- Exercise materials -
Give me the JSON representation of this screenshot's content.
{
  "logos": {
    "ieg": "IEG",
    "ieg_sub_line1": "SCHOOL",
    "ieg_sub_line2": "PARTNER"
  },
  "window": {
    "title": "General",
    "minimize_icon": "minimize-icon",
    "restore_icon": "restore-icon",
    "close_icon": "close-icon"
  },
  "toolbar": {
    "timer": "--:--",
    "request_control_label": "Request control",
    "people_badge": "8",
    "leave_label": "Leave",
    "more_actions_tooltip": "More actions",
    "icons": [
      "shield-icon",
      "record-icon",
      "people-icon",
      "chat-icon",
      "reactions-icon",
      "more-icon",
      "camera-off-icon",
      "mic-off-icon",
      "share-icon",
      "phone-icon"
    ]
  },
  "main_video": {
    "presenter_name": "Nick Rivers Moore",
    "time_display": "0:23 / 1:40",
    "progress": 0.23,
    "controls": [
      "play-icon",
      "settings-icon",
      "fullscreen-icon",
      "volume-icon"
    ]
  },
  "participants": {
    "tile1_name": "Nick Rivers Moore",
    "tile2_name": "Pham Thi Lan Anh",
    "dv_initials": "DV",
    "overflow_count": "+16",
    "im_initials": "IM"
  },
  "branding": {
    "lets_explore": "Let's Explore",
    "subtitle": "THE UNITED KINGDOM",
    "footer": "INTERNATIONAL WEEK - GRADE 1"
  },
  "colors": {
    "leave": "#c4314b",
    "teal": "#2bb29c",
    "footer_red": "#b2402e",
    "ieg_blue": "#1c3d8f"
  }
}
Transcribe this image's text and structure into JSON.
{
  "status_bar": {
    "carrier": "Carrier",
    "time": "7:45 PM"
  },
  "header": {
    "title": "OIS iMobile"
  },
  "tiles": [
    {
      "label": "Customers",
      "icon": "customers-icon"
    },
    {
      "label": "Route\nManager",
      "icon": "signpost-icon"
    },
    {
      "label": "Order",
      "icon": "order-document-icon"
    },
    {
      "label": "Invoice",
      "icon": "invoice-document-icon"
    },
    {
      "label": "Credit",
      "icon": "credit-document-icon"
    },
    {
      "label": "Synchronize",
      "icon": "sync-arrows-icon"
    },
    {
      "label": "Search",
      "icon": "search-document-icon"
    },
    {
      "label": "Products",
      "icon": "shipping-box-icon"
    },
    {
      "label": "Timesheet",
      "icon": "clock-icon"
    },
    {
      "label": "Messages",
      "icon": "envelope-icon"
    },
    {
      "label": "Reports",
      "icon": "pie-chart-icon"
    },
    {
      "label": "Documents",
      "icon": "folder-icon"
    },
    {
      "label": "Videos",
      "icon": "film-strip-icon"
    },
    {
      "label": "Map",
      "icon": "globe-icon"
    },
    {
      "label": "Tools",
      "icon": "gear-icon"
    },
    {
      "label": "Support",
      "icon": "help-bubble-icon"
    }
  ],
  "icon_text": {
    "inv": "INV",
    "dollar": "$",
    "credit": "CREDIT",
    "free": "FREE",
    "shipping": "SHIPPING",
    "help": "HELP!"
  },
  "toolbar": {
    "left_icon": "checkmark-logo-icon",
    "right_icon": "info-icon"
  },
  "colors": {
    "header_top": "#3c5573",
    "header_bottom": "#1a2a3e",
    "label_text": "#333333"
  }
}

- What you should do -
Please reproduce all of the entries exactly as they stand.

- Solution to this task -
Give me the JSON representation of this screenshot's content.
{
  "logos": {
    "ieg": "IEG",
    "ieg_sub_line1": "SCHOOL",
    "ieg_sub_line2": "PARTNER"
  },
  "window": {
    "title": "General",
    "minimize_icon": "minimize-icon",
    "restore_icon": "restore-icon",
    "close_icon": "close-icon"
  },
  "toolbar": {
    "timer": "--:--",
    "request_control_label": "Request control",
    "people_badge": "8",
    "leave_label": "Leave",
    "more_actions_tooltip": "More actions",
    "icons": [
      "shield-icon",
      "record-icon",
      "people-icon",
      "chat-icon",
      "reactions-icon",
      "more-icon",
      "camera-off-icon",
      "mic-off-icon",
      "share-icon",
      "phone-icon"
    ]
  },
  "main_video": {
    "presenter_name": "Nick Rivers Moore",
    "time_display": "0:23 / 1:40",
    "progress": 0.23,
    "controls": [
      "play-icon",
      "settings-icon",
      "fullscreen-icon",
      "volume-icon"
    ]
  },
  "participants": {
    "tile1_name": "Nick Rivers Moore",
    "tile2_name": "Pham Thi Lan Anh",
    "dv_initials": "DV",
    "overflow_count": "+16",
    "im_initials": "IM"
  },
  "branding": {
    "lets_explore": "Let's Explore",
    "subtitle": "THE UNITED KINGDOM",
    "footer": "INTERNATIONAL WEEK - GRADE 1"
  },
  "colors": {
    "leave": "#c4314b",
    "teal": "#2bb29c",
    "footer_red": "#b2402e",
    "ieg_blue": "#1c3d8f"
  }
}
Transcribe this image's text and structure into JSON.
{
  "status_bar": {
    "carrier": "Carrier",
    "time": "7:45 PM"
  },
  "header": {
    "title": "OIS iMobile"
  },
  "tiles": [
    {
      "label": "Customers",
      "icon": "customers-icon"
    },
    {
      "label": "Route\nManager",
      "icon": "signpost-icon"
    },
    {
      "label": "Order",
      "icon": "order-document-icon"
    },
    {
      "label": "Invoice",
      "icon": "invoice-document-icon"
    },
    {
      "label": "Credit",
      "icon": "credit-document-icon"
    },
    {
      "label": "Synchronize",
      "icon": "sync-arrows-icon"
    },
    {
      "label": "Search",
      "icon": "search-document-icon"
    },
    {
      "label": "Products",
      "icon": "shipping-box-icon"
    },
    {
      "label": "Timesheet",
      "icon": "clock-icon"
    },
    {
      "label": "Messages",
      "icon": "envelope-icon"
    },
    {
      "label": "Reports",
      "icon": "pie-chart-icon"
    },
    {
      "label": "Documents",
      "icon": "folder-icon"
    },
    {
      "label": "Videos",
      "icon": "film-strip-icon"
    },
    {
      "label": "Map",
      "icon": "globe-icon"
    },
    {
      "label": "Tools",
      "icon": "gear-icon"
    },
    {
      "label": "Support",
      "icon": "help-bubble-icon"
    }
  ],
  "icon_text": {
    "inv": "INV",
    "dollar": "$",
    "credit": "CREDIT",
    "free": "FREE",
    "shipping": "SHIPPING",
    "help": "HELP!"
  },
  "toolbar": {
    "left_icon": "checkmark-logo-icon",
    "right_icon": "info-icon"
  },
  "colors": {
    "header_top": "#3c5573",
    "header_bottom": "#1a2a3e",
    "label_text": "#333333"
  }
}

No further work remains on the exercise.